WRITTEN EXERCISE:
Look through the data below. Pick out the lines holding the string "plan".

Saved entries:
/---

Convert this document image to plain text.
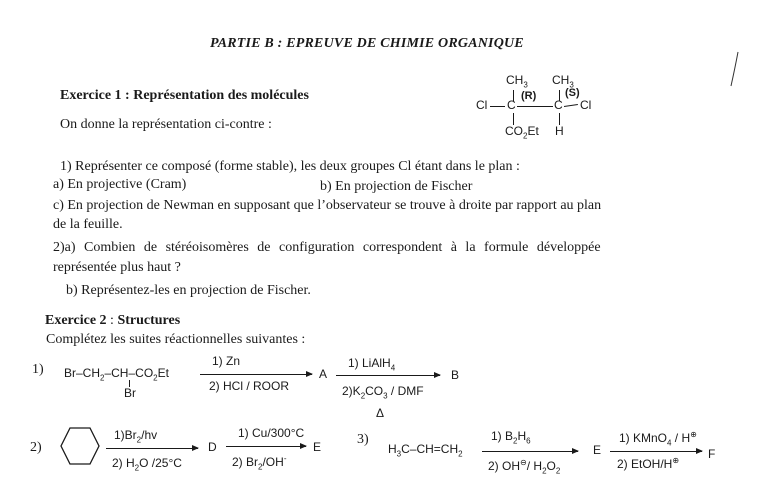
PARTIE B : EPREUVE DE CHIMIE ORGANIQUE
Exercice 1 : Représentation des molécules
On donne la représentation ci-contre :
$CH_3$ $CH_3$
(R)	(S)
Cl C	C Cl
$CO_2Et$ H
1) Représenter ce composé (forme stable), les deux groupes Cl étant dans le plan :
a) En projective (Cram)	b) En projection de Fischer
c) En projection de Newman en supposant que l’observateur se trouve à droite par rapport au plan
de la feuille.
2)a) Combien de stéréoisomères de configuration correspondent à la formule développée
représentée plus haut ?
b) Représentez-les en projection de Fischer.
Exercice 2 : Structures
Complétez les suites réactionnelles suivantes :
1) $Br-CH_2-CH-CO_2Et$
Br
1) Zn
2) HCl / ROOR
A
1) LiAlH$_4$
$2)K_2CO_3$ / DMF
Δ
B
2)
$1)Br_2/hv$
2) $H_2O$ /25°C
D
1) Cu/300°C
2) $Br_2/OH^-$
E	3)
$H_3C-CH=CH_2$
1) $B_2H_6$
2) OH⊖/ $H_2O_2$
E
1) KMnO$_4$ / H⊕
2) EtOH/H⊕ F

\---

CORRECT RESULT:
1) Représenter ce composé (forme stable), les deux groupes Cl étant dans le plan :
c) En projection de Newman en supposant que l’observateur se trouve à droite par rapport au plan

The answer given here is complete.